* _Layout coordinate data_:

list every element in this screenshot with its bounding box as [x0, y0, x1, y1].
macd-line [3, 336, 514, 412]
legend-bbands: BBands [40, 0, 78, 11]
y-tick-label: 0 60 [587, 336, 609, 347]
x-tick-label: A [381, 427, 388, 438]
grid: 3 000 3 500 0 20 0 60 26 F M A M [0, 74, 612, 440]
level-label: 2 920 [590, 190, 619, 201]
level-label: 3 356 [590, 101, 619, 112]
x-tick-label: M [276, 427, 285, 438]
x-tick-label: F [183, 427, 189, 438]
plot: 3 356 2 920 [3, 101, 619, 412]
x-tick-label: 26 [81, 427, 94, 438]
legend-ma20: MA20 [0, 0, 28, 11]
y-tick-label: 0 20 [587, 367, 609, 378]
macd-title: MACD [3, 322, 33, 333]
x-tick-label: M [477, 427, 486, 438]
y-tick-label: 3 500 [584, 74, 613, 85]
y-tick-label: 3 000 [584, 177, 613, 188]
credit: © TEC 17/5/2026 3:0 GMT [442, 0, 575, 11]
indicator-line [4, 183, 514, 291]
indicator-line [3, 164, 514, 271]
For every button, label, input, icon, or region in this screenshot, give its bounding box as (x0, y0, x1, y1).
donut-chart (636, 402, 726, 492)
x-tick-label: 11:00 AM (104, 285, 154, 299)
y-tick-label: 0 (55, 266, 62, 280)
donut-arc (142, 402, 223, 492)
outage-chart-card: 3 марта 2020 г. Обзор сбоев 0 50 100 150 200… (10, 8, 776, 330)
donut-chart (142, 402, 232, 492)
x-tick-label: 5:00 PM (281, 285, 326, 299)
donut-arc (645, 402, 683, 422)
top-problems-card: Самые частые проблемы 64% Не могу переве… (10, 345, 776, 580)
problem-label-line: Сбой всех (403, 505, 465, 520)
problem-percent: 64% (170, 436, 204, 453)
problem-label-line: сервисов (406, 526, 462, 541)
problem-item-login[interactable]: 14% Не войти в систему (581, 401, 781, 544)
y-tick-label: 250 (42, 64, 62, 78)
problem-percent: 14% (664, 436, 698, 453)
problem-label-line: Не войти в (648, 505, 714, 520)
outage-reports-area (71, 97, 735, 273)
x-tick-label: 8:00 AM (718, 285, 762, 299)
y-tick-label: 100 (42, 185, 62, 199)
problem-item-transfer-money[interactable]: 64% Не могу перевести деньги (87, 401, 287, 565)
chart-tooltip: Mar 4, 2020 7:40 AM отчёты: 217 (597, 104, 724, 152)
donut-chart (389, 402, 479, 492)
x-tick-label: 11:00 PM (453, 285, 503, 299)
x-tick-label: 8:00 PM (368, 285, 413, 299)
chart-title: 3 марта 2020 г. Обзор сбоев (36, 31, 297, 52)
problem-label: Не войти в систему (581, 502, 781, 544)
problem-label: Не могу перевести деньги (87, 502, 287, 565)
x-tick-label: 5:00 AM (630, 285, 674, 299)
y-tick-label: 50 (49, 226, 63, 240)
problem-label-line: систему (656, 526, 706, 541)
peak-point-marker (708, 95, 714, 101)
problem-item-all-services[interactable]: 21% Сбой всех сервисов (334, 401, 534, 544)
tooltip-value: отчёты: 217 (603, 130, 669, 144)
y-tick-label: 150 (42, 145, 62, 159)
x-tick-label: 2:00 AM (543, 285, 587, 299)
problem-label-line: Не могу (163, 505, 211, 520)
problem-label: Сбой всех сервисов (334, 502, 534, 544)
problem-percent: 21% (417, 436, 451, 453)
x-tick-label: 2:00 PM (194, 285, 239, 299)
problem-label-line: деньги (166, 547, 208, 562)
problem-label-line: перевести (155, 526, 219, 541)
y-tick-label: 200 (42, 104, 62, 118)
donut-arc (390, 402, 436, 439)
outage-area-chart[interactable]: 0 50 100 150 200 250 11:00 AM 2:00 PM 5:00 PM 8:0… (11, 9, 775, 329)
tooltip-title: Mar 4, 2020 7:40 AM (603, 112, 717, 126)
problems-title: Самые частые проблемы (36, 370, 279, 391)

* _The problem_:
Rewrite all of the items above, switching every occurrence of "x-tick-label" to "x-axis-label" and leaving everything else unchanged.

* _Answer to this problem_:
list every element in this screenshot with its bounding box as [x0, y0, x1, y1].
macd-line [3, 336, 514, 412]
legend-bbands: BBands [40, 0, 78, 11]
y-tick-label: 0 60 [587, 336, 609, 347]
x-axis-label: A [381, 427, 388, 438]
grid: 3 000 3 500 0 20 0 60 26 F M A M [0, 74, 612, 440]
level-label: 2 920 [590, 190, 619, 201]
level-label: 3 356 [590, 101, 619, 112]
x-axis-label: M [276, 427, 285, 438]
x-axis-label: F [183, 427, 189, 438]
plot: 3 356 2 920 [3, 101, 619, 412]
x-axis-label: 26 [81, 427, 94, 438]
legend-ma20: MA20 [0, 0, 28, 11]
y-tick-label: 0 20 [587, 367, 609, 378]
macd-title: MACD [3, 322, 33, 333]
x-axis-label: M [477, 427, 486, 438]
y-tick-label: 3 500 [584, 74, 613, 85]
y-tick-label: 3 000 [584, 177, 613, 188]
credit: © TEC 17/5/2026 3:0 GMT [442, 0, 575, 11]
indicator-line [4, 183, 514, 291]
indicator-line [3, 164, 514, 271]
For every button, label, input, icon, or region in this screenshot, give its bounding box as (x0, y0, x1, y1).
donut-chart (636, 402, 726, 492)
x-axis-label: 11:00 AM (104, 285, 154, 299)
y-tick-label: 0 (55, 266, 62, 280)
donut-arc (142, 402, 223, 492)
outage-chart-card: 3 марта 2020 г. Обзор сбоев 0 50 100 150 200… (10, 8, 776, 330)
donut-chart (142, 402, 232, 492)
x-axis-label: 5:00 PM (281, 285, 326, 299)
donut-arc (645, 402, 683, 422)
top-problems-card: Самые частые проблемы 64% Не могу переве… (10, 345, 776, 580)
problem-label-line: Сбой всех (403, 505, 465, 520)
problem-percent: 64% (170, 436, 204, 453)
problem-label-line: сервисов (406, 526, 462, 541)
problem-item-login[interactable]: 14% Не войти в систему (581, 401, 781, 544)
y-tick-label: 250 (42, 64, 62, 78)
problem-percent: 14% (664, 436, 698, 453)
problem-label-line: Не войти в (648, 505, 714, 520)
outage-reports-area (71, 97, 735, 273)
x-axis-label: 8:00 AM (718, 285, 762, 299)
y-tick-label: 100 (42, 185, 62, 199)
problem-item-transfer-money[interactable]: 64% Не могу перевести деньги (87, 401, 287, 565)
chart-tooltip: Mar 4, 2020 7:40 AM отчёты: 217 (597, 104, 724, 152)
donut-chart (389, 402, 479, 492)
x-axis-label: 11:00 PM (453, 285, 503, 299)
x-axis-label: 8:00 PM (368, 285, 413, 299)
chart-title: 3 марта 2020 г. Обзор сбоев (36, 31, 297, 52)
problem-label: Не войти в систему (581, 502, 781, 544)
problem-label: Не могу перевести деньги (87, 502, 287, 565)
x-axis-label: 5:00 AM (630, 285, 674, 299)
y-tick-label: 50 (49, 226, 63, 240)
problem-label-line: систему (656, 526, 706, 541)
peak-point-marker (708, 95, 714, 101)
problem-item-all-services[interactable]: 21% Сбой всех сервисов (334, 401, 534, 544)
tooltip-value: отчёты: 217 (603, 130, 669, 144)
y-tick-label: 150 (42, 145, 62, 159)
x-axis-label: 2:00 AM (543, 285, 587, 299)
problem-label-line: Не могу (163, 505, 211, 520)
problem-label: Сбой всех сервисов (334, 502, 534, 544)
problem-percent: 21% (417, 436, 451, 453)
x-axis-label: 2:00 PM (194, 285, 239, 299)
problem-label-line: деньги (166, 547, 208, 562)
problem-label-line: перевести (155, 526, 219, 541)
y-tick-label: 200 (42, 104, 62, 118)
donut-arc (390, 402, 436, 439)
outage-area-chart[interactable]: 0 50 100 150 200 250 11:00 AM 2:00 PM 5:00 PM 8:0… (11, 9, 775, 329)
tooltip-title: Mar 4, 2020 7:40 AM (603, 112, 717, 126)
problems-title: Самые частые проблемы (36, 370, 279, 391)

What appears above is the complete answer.